### [WRITTEN INSTRUCTION]
Please pull out every line that includes the string "this".

### [GIVEN RECORDS]
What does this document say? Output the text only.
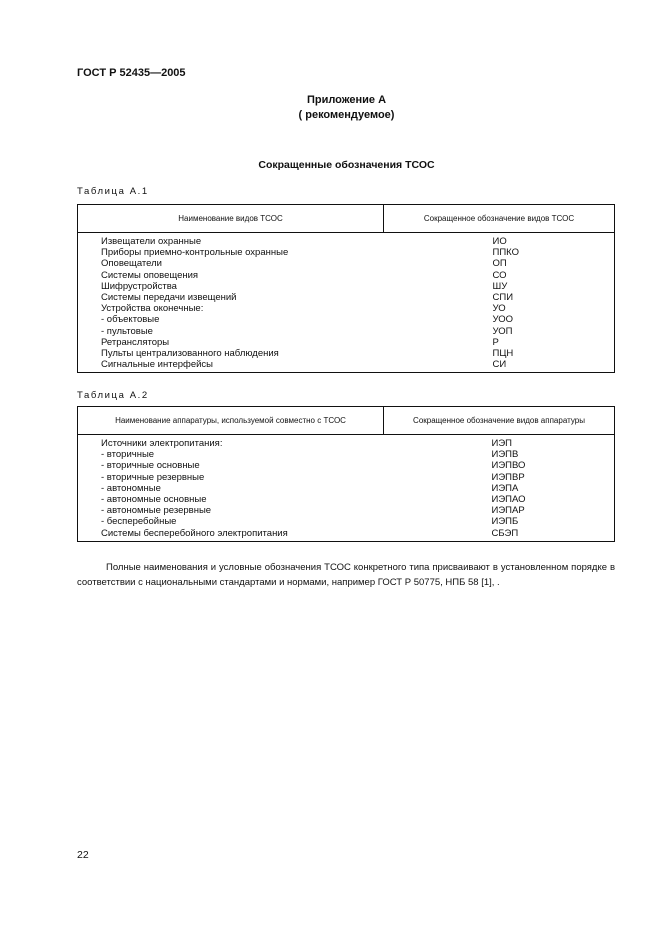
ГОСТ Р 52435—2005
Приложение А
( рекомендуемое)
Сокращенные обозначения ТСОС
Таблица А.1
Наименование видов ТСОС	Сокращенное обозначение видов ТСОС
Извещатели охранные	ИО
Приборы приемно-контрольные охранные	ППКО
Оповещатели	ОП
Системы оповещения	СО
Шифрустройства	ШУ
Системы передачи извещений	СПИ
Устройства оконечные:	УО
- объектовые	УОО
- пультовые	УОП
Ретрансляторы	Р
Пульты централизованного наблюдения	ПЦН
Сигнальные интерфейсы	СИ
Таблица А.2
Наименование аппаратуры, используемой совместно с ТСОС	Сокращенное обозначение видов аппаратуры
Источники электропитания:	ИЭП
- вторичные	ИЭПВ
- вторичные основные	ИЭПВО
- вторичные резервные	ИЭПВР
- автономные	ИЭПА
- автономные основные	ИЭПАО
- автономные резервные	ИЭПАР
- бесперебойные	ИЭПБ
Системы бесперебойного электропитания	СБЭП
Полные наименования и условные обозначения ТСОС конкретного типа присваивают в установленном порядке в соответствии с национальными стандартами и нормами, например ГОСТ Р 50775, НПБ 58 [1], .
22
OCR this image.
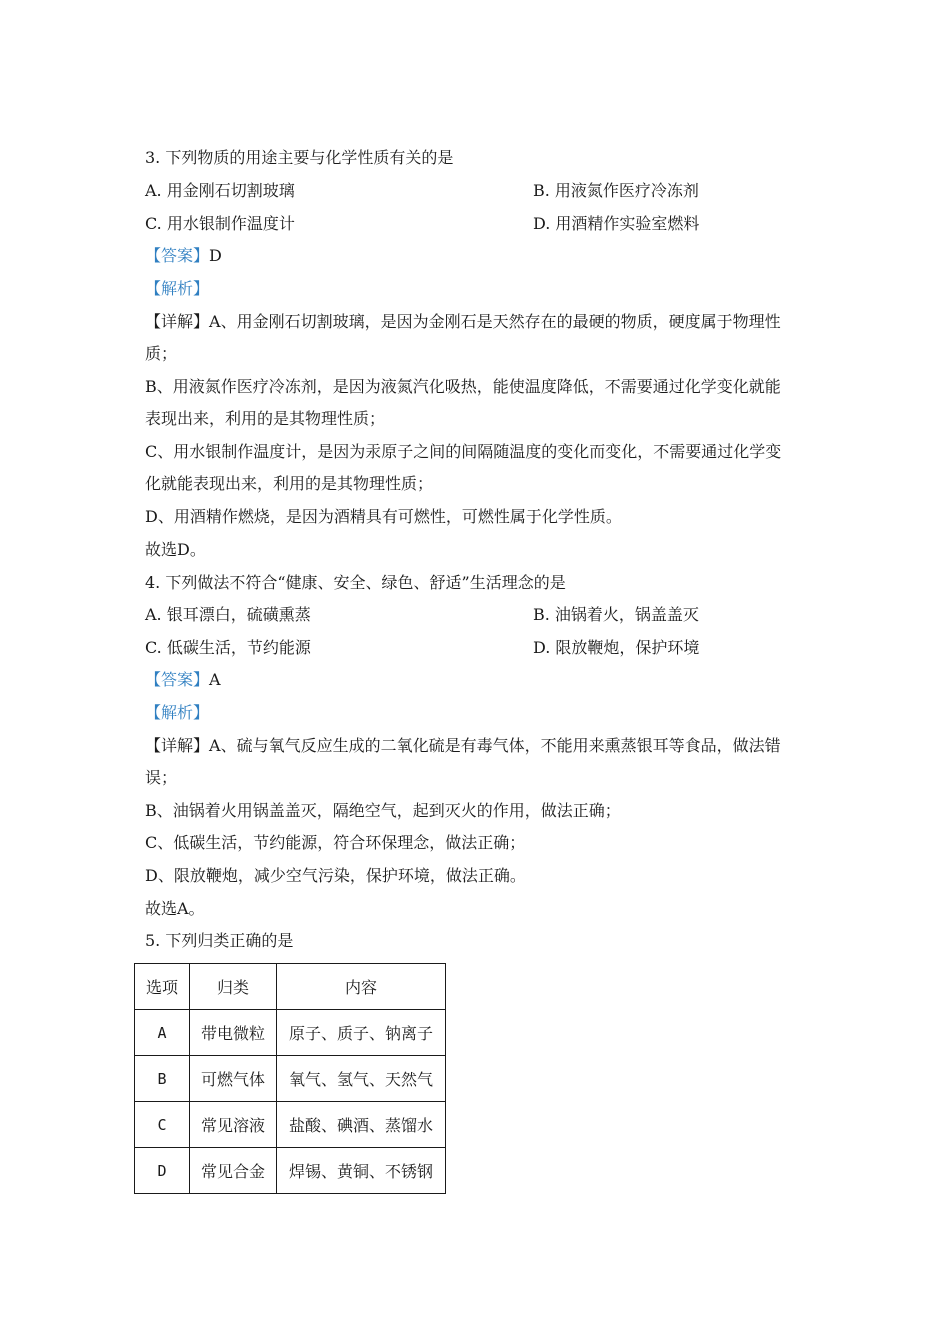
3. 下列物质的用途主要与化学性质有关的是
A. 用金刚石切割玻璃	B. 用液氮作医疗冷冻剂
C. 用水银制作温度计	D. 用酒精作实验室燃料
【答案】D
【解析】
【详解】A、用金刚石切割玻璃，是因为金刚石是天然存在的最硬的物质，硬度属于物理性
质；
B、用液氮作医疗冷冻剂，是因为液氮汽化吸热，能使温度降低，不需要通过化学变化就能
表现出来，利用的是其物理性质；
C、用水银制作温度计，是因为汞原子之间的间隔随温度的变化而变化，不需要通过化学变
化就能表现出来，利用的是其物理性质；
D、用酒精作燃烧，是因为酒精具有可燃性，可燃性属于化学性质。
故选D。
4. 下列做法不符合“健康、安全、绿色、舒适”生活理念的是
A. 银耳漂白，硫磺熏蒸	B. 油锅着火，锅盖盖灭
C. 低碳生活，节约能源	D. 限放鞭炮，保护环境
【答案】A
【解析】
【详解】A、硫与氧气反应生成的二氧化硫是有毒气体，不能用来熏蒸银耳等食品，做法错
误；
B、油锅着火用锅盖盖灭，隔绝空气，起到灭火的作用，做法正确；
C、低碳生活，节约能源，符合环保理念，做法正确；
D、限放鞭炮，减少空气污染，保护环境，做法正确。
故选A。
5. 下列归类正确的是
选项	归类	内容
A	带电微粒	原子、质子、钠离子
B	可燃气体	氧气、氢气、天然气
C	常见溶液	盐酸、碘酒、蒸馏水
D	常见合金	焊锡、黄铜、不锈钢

* * *

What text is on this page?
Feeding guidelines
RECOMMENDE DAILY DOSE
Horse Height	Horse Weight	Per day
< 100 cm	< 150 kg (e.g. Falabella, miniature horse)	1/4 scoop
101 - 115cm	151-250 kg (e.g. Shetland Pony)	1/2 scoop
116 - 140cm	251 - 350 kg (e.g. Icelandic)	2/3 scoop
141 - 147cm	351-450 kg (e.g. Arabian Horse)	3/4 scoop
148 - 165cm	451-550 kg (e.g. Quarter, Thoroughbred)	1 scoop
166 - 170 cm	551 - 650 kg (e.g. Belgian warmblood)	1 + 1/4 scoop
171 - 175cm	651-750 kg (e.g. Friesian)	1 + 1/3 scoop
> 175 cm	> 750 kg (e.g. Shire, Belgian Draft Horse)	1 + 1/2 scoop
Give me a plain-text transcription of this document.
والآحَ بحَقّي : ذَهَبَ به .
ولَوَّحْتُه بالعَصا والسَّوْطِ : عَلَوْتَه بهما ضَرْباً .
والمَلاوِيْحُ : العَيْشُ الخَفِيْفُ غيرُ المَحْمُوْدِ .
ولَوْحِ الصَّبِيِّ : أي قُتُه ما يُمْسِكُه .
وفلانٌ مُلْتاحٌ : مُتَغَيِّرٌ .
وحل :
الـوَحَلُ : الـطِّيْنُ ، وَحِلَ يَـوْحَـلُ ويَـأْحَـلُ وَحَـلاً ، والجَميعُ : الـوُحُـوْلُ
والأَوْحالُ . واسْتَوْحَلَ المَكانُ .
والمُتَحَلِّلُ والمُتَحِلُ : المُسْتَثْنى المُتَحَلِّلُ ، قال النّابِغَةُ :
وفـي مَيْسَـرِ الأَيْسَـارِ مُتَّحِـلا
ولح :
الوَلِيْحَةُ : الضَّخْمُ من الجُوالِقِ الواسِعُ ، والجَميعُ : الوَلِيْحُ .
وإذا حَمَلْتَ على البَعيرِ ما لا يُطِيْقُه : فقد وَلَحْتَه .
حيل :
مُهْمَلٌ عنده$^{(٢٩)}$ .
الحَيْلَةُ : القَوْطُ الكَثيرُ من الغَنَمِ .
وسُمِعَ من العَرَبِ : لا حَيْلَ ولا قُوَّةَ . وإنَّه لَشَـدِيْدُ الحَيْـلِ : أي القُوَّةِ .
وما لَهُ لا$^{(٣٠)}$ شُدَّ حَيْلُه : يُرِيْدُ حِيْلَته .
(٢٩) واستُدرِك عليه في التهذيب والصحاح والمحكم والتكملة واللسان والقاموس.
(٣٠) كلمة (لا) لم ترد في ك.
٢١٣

### [EXERCISE SOLUTION]
What does this document say? Output the text only.
OCR this image.
What text is on this page?
Give me a plain-text transcription of this document.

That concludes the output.